Written exercise
Go through the material below and copy all lines with "دولة".

Data supplied

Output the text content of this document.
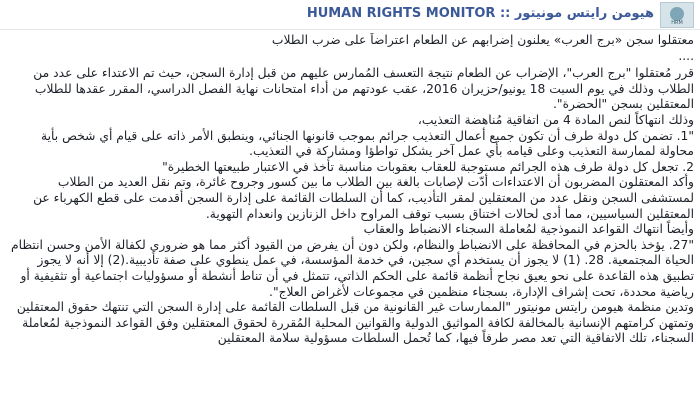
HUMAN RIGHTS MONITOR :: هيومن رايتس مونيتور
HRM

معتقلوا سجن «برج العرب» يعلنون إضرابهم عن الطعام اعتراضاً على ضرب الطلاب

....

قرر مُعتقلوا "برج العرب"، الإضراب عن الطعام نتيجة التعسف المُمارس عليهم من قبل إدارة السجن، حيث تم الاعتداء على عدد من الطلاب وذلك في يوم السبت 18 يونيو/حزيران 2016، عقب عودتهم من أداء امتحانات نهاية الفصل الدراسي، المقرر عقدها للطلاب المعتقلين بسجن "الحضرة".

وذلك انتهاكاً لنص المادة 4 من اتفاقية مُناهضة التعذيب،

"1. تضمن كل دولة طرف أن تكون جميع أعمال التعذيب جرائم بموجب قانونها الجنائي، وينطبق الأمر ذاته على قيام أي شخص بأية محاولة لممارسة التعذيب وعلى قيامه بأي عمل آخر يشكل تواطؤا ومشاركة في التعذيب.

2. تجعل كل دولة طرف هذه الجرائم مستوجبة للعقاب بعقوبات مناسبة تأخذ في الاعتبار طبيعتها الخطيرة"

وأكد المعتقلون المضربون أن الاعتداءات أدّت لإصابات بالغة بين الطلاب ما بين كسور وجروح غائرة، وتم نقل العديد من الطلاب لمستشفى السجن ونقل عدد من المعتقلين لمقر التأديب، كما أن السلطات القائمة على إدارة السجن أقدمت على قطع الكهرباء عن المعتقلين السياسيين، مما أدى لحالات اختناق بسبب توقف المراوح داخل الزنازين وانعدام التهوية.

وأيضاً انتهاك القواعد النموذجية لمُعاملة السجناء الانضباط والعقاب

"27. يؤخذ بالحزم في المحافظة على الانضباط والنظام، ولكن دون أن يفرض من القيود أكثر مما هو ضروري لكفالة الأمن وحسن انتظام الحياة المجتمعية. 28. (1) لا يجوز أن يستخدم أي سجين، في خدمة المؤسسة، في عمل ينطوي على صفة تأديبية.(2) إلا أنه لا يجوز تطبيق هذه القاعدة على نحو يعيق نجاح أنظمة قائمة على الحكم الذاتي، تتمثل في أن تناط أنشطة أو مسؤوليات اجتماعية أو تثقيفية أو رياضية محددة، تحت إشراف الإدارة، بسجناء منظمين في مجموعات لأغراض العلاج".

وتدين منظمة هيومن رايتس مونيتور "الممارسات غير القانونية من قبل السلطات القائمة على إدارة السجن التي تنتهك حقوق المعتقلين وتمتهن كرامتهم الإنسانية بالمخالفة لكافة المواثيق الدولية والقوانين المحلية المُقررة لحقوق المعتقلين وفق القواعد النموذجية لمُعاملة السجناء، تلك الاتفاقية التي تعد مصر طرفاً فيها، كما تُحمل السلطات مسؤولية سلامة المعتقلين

--

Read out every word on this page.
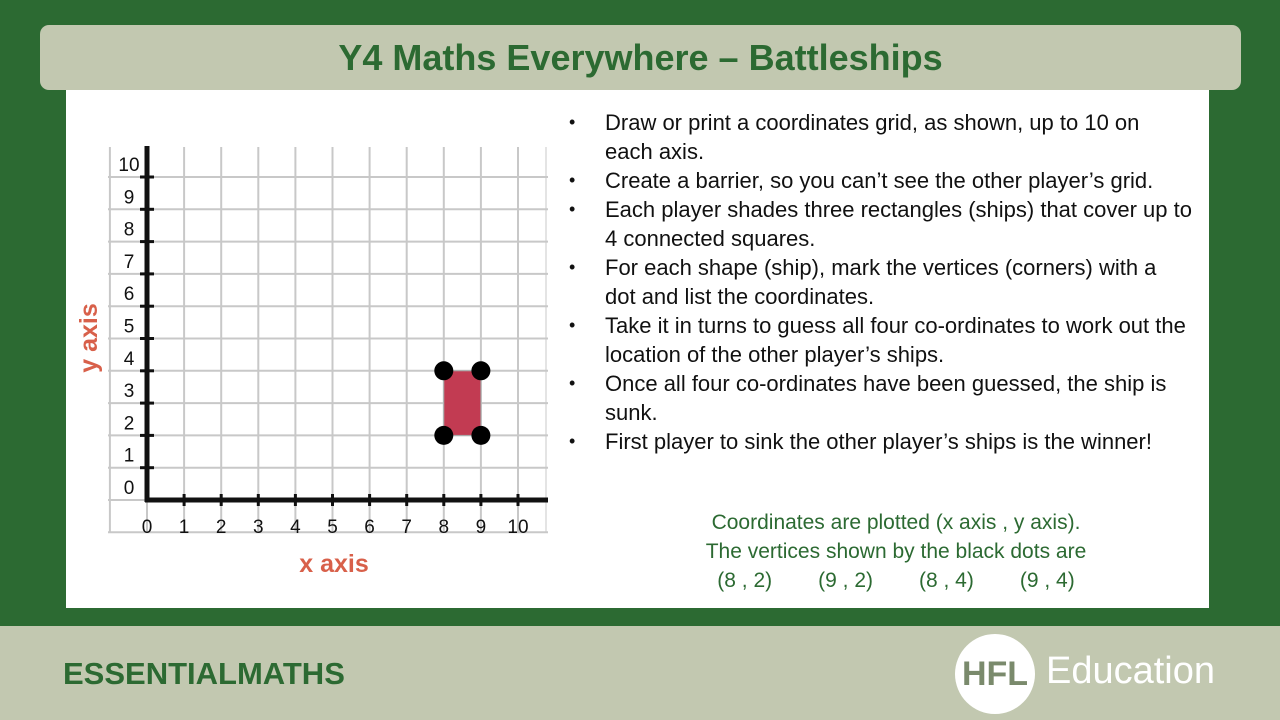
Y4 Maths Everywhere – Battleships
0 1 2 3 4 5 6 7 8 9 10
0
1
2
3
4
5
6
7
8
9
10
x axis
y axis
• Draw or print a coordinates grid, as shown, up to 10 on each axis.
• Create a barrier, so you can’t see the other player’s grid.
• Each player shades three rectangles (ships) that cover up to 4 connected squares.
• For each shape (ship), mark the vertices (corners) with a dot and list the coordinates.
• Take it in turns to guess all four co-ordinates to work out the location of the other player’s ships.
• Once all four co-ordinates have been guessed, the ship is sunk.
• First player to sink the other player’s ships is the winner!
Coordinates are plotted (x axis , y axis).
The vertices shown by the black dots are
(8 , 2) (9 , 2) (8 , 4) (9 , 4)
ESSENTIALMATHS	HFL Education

Response to the exercise
"1. تضمن كل دولة طرف أن تكون جميع أعمال التعذيب جرائم بموجب قانونها الجنائي، وينطبق الأمر ذاته على قيام أي شخص بأية محاولة لممارسة التعذيب وعلى قيامه بأي عمل آخر يشكل تواطؤا ومشاركة في التعذيب.
2. تجعل كل دولة طرف هذه الجرائم مستوجبة للعقاب بعقوبات مناسبة تأخذ في الاعتبار طبيعتها الخطيرة"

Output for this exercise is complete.